TASK TO COMPLETE:
Pictures stay out of the copy; restate everything else in the material exactly.

GIVEN INFORMATION:
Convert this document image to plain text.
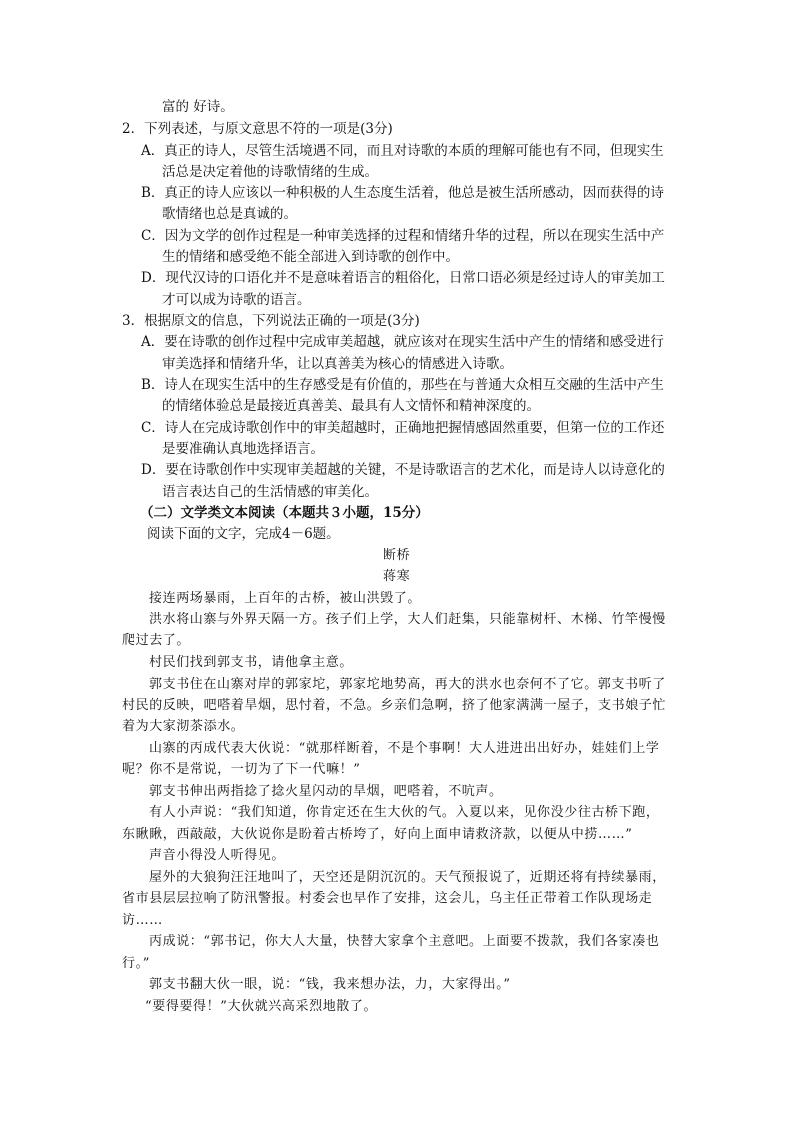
富的 好诗。
2．下列表述，与原文意思不符的一项是(3分)
A．真正的诗人，尽管生活境遇不同，而且对诗歌的本质的理解可能也有不同，但现实生
活总是决定着他的诗歌情绪的生成。
B．真正的诗人应该以一种积极的人生态度生活着，他总是被生活所感动，因而获得的诗
歌情绪也总是真诚的。
C．因为文学的创作过程是一种审美选择的过程和情绪升华的过程，所以在现实生活中产
生的情绪和感受绝不能全部进入到诗歌的创作中。
D．现代汉诗的口语化并不是意味着语言的粗俗化，日常口语必须是经过诗人的审美加工
才可以成为诗歌的语言。
3．根据原文的信息，下列说法正确的一项是(3分)
A．要在诗歌的创作过程中完成审美超越，就应该对在现实生活中产生的情绪和感受进行
审美选择和情绪升华，让以真善美为核心的情感进入诗歌。
B．诗人在现实生活中的生存感受是有价值的，那些在与普通大众相互交融的生活中产生
的情绪体验总是最接近真善美、最具有人文情怀和精神深度的。
C．诗人在完成诗歌创作中的审美超越时，正确地把握情感固然重要，但第一位的工作还
是要准确认真地选择语言。
D．要在诗歌创作中实现审美超越的关键，不是诗歌语言的艺术化，而是诗人以诗意化的
语言表达自己的生活情感的审美化。
（二）文学类文本阅读（本题共３小题，15分）
阅读下面的文字，完成4－6题。
断桥
蒋寒
接连两场暴雨，上百年的古桥，被山洪毁了。
洪水将山寨与外界天隔一方。孩子们上学，大人们赶集，只能靠树杆、木梯、竹竿慢慢
爬过去了。
村民们找到郭支书，请他拿主意。
郭支书住在山寨对岸的郭家坨，郭家坨地势高，再大的洪水也奈何不了它。郭支书听了
村民的反映，吧嗒着旱烟，思忖着，不急。乡亲们急啊，挤了他家满满一屋子，支书娘子忙
着为大家沏茶添水。
山寨的丙成代表大伙说：“就那样断着，不是个事啊！大人进进出出好办，娃娃们上学
呢？你不是常说，一切为了下一代嘛！”
郭支书伸出两指捻了捻火星闪动的旱烟，吧嗒着，不吭声。
有人小声说：“我们知道，你肯定还在生大伙的气。入夏以来，见你没少往古桥下跑，
东瞅瞅，西敲敲，大伙说你是盼着古桥垮了，好向上面申请救济款，以便从中捞……”
声音小得没人听得见。
屋外的大狼狗汪汪地叫了，天空还是阴沉沉的。天气预报说了，近期还将有持续暴雨，
省市县层层拉响了防汛警报。村委会也早作了安排，这会儿，乌主任正带着工作队现场走
访……
丙成说：“郭书记，你大人大量，快替大家拿个主意吧。上面要不拨款，我们各家凑也
行。”
郭支书翻大伙一眼，说：“钱，我来想办法，力，大家得出。”
“要得要得！”大伙就兴高采烈地散了。
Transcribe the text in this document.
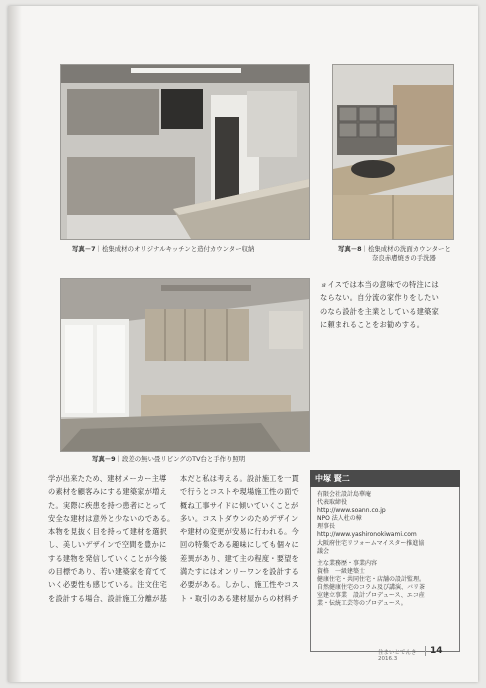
写真－7｜桧集成材のオリジナルキッチンと造付カウンター収納	写真－8｜桧集成材の洗面カウンターと
奈良赤膚焼きの手洗器
写真－9｜段差の無い畳リビングのTV台と手作り照明

ョイスでは本当の意味での特注には

ならない。自分流の家作りをしたい

のなら設計を主業としている建築家

に頼まれることをお勧めする。

学が出来たため、建材メーカー主導

の素材を顧客みにする建築家が増え

た。実際に疾患を持つ患者にとって

安全な建材は意外と少ないのである。

本物を見抜く目を持って建材を選択

し、美しいデザインで空間を豊かに

する建物を発信していくことが今後

の目標であり、若い建築家を育てて

いく必要性も感じている。注文住宅

を設計する場合、設計施工分離が基

本だと私は考える。設計施工を一貫

で行うとコストや現場施工性の面で

概ね工事サイドに傾いていくことが

多い。コストダウンのためデザイン

や建材の変更が安易に行われる。今

回の特集である趣味にしても個々に

差異があり、建て主の程度・要望を

満たすにはオンリーワンを設計する

必要がある。しかし、施工性やコス

ト・取引のある建材屋からの材料チ

中塚 賢二
有限会社設計島華庵
代表取締役
http://www.soann.co.jp
NPO 法人杜の樟
理事長
http://www.yashironokiwami.com
大阪府住宅リフォームマイスター推進協
議会
主な業務歴・事業内容
資格　一級建築士
健康住宅・共同住宅・店舗の設計監理。
自然健康住宅のコラム及び講演、バリ茶
室建立事業　設計プロデュース、エコ産
業・伝統工芸等のプロデュース。
住まいとでんき
2016.3
14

SOLVED PROBLEM:
Convert this document image to plain text.
富的 好诗。
2．下列表述，与原文意思不符的一项是(3分)
A．真正的诗人，尽管生活境遇不同，而且对诗歌的本质的理解可能也有不同，但现实生
活总是决定着他的诗歌情绪的生成。
B．真正的诗人应该以一种积极的人生态度生活着，他总是被生活所感动，因而获得的诗
歌情绪也总是真诚的。
C．因为文学的创作过程是一种审美选择的过程和情绪升华的过程，所以在现实生活中产
生的情绪和感受绝不能全部进入到诗歌的创作中。
D．现代汉诗的口语化并不是意味着语言的粗俗化，日常口语必须是经过诗人的审美加工
才可以成为诗歌的语言。
3．根据原文的信息，下列说法正确的一项是(3分)
A．要在诗歌的创作过程中完成审美超越，就应该对在现实生活中产生的情绪和感受进行
审美选择和情绪升华，让以真善美为核心的情感进入诗歌。
B．诗人在现实生活中的生存感受是有价值的，那些在与普通大众相互交融的生活中产生
的情绪体验总是最接近真善美、最具有人文情怀和精神深度的。
C．诗人在完成诗歌创作中的审美超越时，正确地把握情感固然重要，但第一位的工作还
是要准确认真地选择语言。
D．要在诗歌创作中实现审美超越的关键，不是诗歌语言的艺术化，而是诗人以诗意化的
语言表达自己的生活情感的审美化。
（二）文学类文本阅读（本题共３小题，15分）
阅读下面的文字，完成4－6题。
断桥
蒋寒
接连两场暴雨，上百年的古桥，被山洪毁了。
洪水将山寨与外界天隔一方。孩子们上学，大人们赶集，只能靠树杆、木梯、竹竿慢慢
爬过去了。
村民们找到郭支书，请他拿主意。
郭支书住在山寨对岸的郭家坨，郭家坨地势高，再大的洪水也奈何不了它。郭支书听了
村民的反映，吧嗒着旱烟，思忖着，不急。乡亲们急啊，挤了他家满满一屋子，支书娘子忙
着为大家沏茶添水。
山寨的丙成代表大伙说：“就那样断着，不是个事啊！大人进进出出好办，娃娃们上学
呢？你不是常说，一切为了下一代嘛！”
郭支书伸出两指捻了捻火星闪动的旱烟，吧嗒着，不吭声。
有人小声说：“我们知道，你肯定还在生大伙的气。入夏以来，见你没少往古桥下跑，
东瞅瞅，西敲敲，大伙说你是盼着古桥垮了，好向上面申请救济款，以便从中捞……”
声音小得没人听得见。
屋外的大狼狗汪汪地叫了，天空还是阴沉沉的。天气预报说了，近期还将有持续暴雨，
省市县层层拉响了防汛警报。村委会也早作了安排，这会儿，乌主任正带着工作队现场走
访……
丙成说：“郭书记，你大人大量，快替大家拿个主意吧。上面要不拨款，我们各家凑也
行。”
郭支书翻大伙一眼，说：“钱，我来想办法，力，大家得出。”
“要得要得！”大伙就兴高采烈地散了。
Transcribe the text in this document.
写真－7｜桧集成材のオリジナルキッチンと造付カウンター収納	写真－8｜桧集成材の洗面カウンターと
奈良赤膚焼きの手洗器
写真－9｜段差の無い畳リビングのTV台と手作り照明

ョイスでは本当の意味での特注には

ならない。自分流の家作りをしたい

のなら設計を主業としている建築家

に頼まれることをお勧めする。

学が出来たため、建材メーカー主導

の素材を顧客みにする建築家が増え

た。実際に疾患を持つ患者にとって

安全な建材は意外と少ないのである。

本物を見抜く目を持って建材を選択

し、美しいデザインで空間を豊かに

する建物を発信していくことが今後

の目標であり、若い建築家を育てて

いく必要性も感じている。注文住宅

を設計する場合、設計施工分離が基

本だと私は考える。設計施工を一貫

で行うとコストや現場施工性の面で

概ね工事サイドに傾いていくことが

多い。コストダウンのためデザイン

や建材の変更が安易に行われる。今

回の特集である趣味にしても個々に

差異があり、建て主の程度・要望を

満たすにはオンリーワンを設計する

必要がある。しかし、施工性やコス

ト・取引のある建材屋からの材料チ

中塚 賢二
有限会社設計島華庵
代表取締役
http://www.soann.co.jp
NPO 法人杜の樟
理事長
http://www.yashironokiwami.com
大阪府住宅リフォームマイスター推進協
議会
主な業務歴・事業内容
資格　一級建築士
健康住宅・共同住宅・店舗の設計監理。
自然健康住宅のコラム及び講演、バリ茶
室建立事業　設計プロデュース、エコ産
業・伝統工芸等のプロデュース。
住まいとでんき
2016.3
14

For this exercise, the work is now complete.